_Given task_
Find all lines in the records that include the word "Barquer", and copy them out.

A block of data
____________________

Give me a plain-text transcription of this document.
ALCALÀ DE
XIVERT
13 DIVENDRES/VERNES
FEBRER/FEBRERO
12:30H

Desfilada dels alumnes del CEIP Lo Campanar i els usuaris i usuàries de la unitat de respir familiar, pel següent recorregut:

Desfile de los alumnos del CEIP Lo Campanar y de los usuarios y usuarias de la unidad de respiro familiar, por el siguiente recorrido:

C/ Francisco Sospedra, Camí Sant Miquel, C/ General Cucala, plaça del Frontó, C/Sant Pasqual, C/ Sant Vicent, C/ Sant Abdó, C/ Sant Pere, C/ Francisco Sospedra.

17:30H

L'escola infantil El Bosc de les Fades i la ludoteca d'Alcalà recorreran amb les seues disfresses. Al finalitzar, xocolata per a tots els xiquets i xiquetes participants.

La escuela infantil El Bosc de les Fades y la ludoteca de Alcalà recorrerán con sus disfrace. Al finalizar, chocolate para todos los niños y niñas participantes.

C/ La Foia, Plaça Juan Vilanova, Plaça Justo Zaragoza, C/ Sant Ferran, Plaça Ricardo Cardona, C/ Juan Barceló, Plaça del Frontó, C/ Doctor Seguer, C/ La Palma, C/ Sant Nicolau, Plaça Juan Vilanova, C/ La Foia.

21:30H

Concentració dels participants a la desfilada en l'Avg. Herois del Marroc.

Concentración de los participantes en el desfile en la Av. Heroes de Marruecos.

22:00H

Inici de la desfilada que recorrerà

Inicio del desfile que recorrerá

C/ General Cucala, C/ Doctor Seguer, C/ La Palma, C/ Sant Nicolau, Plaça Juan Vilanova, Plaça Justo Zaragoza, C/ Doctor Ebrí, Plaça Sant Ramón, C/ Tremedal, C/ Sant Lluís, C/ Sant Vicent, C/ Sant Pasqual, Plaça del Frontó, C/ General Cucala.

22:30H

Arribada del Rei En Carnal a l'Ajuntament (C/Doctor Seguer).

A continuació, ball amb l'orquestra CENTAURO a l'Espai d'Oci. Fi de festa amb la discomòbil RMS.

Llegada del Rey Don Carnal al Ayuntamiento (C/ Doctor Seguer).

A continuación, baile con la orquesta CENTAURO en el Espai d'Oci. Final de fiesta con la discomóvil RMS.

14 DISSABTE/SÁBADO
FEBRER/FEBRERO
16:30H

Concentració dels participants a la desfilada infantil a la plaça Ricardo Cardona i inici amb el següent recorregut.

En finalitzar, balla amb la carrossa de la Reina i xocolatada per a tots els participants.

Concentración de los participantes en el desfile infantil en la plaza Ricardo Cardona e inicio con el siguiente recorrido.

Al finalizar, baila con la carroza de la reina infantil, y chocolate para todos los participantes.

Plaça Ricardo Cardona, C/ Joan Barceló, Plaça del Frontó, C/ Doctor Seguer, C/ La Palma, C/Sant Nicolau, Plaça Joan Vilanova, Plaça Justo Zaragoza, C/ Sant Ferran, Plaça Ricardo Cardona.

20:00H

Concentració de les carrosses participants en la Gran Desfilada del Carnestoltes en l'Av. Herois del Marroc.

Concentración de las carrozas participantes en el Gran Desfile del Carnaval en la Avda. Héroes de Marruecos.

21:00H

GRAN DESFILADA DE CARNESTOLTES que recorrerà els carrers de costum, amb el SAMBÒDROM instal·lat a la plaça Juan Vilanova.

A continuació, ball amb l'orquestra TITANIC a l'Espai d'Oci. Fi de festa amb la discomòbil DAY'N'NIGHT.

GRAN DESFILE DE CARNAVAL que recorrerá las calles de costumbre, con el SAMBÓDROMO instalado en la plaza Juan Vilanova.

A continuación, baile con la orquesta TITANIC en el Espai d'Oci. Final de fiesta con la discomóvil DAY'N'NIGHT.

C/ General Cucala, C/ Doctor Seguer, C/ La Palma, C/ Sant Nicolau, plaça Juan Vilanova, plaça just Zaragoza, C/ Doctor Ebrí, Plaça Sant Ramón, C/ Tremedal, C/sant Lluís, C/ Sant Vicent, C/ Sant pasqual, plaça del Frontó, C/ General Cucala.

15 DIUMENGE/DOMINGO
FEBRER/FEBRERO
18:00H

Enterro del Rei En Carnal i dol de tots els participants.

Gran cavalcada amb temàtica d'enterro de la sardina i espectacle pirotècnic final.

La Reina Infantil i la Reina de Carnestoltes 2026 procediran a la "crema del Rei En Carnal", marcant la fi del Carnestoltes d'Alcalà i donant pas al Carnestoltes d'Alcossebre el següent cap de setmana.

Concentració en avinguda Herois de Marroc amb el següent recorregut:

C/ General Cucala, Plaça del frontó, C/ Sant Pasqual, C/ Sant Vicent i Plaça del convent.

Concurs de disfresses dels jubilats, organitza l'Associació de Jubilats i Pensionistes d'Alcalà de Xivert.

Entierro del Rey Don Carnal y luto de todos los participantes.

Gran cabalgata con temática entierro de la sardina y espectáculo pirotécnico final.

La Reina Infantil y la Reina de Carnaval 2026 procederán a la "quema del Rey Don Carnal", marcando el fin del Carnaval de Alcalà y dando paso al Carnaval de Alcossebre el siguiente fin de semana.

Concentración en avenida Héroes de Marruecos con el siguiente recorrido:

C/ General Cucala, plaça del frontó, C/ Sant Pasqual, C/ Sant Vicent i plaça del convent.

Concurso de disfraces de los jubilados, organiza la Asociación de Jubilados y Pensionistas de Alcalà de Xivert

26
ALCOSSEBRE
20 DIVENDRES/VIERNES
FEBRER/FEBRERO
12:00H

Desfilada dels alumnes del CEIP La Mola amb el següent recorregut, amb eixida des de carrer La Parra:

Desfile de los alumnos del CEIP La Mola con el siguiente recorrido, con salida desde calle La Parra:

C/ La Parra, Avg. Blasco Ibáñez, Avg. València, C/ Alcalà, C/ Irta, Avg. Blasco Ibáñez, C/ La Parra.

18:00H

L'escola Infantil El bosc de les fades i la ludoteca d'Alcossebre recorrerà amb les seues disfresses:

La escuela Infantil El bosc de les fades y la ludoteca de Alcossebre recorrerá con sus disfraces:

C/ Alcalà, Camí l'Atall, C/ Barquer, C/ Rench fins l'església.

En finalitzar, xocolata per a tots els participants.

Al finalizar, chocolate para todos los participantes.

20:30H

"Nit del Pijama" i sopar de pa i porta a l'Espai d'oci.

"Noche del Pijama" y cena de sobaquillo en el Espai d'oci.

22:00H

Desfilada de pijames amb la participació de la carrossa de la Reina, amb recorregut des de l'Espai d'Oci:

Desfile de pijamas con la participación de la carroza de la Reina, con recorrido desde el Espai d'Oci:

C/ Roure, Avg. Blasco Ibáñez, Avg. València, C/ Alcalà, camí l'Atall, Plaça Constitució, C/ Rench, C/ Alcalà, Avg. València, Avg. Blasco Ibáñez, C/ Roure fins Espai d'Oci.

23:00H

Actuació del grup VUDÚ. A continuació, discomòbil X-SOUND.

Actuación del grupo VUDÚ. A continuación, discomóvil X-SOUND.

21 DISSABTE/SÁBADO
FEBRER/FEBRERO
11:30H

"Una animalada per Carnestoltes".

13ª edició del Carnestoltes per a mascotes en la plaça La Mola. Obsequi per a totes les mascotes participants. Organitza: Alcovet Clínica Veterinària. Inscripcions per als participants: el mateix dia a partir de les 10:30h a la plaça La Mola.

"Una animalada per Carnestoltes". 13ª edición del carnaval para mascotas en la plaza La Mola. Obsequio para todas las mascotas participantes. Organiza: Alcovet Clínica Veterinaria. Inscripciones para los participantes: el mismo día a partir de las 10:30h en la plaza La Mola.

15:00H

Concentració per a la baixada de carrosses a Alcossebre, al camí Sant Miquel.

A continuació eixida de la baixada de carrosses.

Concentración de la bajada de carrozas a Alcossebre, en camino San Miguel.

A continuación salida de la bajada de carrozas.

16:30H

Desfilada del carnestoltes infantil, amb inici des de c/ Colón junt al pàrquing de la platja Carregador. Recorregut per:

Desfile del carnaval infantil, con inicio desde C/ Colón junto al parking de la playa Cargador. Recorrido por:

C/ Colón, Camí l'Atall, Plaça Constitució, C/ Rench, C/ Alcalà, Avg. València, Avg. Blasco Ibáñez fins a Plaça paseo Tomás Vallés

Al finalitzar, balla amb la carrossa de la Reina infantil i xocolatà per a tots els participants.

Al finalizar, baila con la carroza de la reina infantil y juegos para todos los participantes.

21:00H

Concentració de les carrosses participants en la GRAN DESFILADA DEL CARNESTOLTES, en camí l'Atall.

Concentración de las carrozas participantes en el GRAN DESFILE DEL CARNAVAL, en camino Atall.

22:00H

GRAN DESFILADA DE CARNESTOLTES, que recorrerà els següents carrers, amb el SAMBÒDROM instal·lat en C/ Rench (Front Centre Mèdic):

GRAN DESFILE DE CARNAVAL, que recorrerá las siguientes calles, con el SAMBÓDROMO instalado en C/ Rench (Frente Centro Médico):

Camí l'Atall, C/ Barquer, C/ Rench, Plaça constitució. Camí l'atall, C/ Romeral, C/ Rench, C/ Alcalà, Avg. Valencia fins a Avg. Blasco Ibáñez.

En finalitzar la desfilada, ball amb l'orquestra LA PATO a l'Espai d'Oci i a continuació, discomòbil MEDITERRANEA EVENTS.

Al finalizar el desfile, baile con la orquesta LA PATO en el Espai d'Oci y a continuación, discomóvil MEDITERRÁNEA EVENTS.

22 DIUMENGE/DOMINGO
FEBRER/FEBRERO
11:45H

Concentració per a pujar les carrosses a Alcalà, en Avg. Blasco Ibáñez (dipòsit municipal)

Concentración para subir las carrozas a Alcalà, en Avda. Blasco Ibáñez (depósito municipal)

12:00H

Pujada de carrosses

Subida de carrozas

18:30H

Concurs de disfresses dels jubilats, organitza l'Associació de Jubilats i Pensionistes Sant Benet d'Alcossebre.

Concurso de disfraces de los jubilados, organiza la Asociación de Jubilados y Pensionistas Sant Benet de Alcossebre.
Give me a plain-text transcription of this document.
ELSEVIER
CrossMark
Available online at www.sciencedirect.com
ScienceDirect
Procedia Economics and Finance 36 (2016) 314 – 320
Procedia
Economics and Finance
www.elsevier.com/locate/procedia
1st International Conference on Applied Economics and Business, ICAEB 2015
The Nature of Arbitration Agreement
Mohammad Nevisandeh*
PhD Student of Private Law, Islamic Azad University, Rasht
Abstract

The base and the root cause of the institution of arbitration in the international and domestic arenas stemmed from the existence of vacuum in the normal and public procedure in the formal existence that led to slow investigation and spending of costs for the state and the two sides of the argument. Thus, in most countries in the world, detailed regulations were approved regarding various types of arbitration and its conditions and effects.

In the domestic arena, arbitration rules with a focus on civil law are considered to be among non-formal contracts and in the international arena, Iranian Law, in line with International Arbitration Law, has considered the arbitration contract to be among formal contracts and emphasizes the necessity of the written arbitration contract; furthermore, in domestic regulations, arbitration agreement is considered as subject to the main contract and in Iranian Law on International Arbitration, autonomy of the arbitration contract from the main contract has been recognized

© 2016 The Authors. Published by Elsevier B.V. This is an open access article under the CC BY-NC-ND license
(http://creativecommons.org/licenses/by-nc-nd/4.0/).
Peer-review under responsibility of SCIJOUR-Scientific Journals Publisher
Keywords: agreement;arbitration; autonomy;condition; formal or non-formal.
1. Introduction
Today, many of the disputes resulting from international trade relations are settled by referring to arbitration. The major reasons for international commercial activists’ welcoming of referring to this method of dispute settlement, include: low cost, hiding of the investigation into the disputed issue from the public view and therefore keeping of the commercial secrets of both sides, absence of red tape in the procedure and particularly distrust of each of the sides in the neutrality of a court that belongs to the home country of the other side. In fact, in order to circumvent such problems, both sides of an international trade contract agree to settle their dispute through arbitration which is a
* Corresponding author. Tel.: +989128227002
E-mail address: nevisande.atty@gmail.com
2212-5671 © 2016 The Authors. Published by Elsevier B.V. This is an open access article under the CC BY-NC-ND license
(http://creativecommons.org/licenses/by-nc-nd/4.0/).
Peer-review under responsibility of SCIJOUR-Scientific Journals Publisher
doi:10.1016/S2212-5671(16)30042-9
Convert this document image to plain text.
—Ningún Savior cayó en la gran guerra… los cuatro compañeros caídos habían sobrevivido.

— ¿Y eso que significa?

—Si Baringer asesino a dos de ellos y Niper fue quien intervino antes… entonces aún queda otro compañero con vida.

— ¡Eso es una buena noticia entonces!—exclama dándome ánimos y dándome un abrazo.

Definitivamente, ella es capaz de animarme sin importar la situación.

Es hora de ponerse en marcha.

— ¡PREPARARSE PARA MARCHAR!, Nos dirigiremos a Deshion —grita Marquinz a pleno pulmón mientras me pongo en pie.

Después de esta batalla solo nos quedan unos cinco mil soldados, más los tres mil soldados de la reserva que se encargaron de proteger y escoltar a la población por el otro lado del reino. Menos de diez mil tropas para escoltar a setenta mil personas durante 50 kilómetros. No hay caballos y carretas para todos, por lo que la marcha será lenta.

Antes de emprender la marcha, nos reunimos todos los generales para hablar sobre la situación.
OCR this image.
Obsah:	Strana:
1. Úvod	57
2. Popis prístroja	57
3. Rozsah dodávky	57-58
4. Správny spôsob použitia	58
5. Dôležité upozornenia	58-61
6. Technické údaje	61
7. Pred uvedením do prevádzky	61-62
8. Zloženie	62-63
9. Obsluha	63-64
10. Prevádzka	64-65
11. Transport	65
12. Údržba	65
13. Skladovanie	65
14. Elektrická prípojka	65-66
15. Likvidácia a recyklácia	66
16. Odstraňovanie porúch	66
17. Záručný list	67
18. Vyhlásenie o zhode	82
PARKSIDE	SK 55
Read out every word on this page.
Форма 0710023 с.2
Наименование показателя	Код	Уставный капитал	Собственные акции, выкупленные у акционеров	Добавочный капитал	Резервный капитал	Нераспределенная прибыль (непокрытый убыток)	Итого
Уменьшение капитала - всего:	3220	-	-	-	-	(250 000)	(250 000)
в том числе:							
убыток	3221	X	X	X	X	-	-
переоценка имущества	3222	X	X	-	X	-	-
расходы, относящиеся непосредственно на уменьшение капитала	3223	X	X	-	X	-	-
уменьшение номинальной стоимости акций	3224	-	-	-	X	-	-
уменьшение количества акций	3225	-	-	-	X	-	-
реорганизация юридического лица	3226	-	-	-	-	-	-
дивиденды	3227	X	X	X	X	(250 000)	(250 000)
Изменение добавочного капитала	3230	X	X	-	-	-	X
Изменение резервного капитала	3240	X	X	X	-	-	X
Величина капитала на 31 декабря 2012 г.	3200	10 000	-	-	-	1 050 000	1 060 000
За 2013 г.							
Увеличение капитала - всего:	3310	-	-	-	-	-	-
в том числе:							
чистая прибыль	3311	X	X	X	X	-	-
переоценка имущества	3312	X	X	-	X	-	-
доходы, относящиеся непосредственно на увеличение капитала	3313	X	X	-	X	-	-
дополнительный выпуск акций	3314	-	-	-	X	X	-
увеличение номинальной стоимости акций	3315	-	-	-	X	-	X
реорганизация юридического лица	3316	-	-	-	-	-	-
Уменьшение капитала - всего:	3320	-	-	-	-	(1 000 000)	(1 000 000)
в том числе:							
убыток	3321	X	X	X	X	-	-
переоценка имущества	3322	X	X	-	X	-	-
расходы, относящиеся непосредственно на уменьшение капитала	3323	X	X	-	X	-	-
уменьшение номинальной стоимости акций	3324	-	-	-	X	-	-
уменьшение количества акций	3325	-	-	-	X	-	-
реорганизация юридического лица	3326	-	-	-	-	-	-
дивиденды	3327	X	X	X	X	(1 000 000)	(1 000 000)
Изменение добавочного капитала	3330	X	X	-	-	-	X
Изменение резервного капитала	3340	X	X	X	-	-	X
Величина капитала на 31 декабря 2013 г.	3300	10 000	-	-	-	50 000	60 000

____________________

_Full solution_
C/ Alcalà, Camí l'Atall, C/ Barquer, C/ Rench fins l'església.
Camí l'Atall, C/ Barquer, C/ Rench, Plaça constitució. Camí l'atall, C/ Romeral, C/ Rench, C/ Alcalà, Avg. Valencia fins a Avg. Blasco Ibáñez.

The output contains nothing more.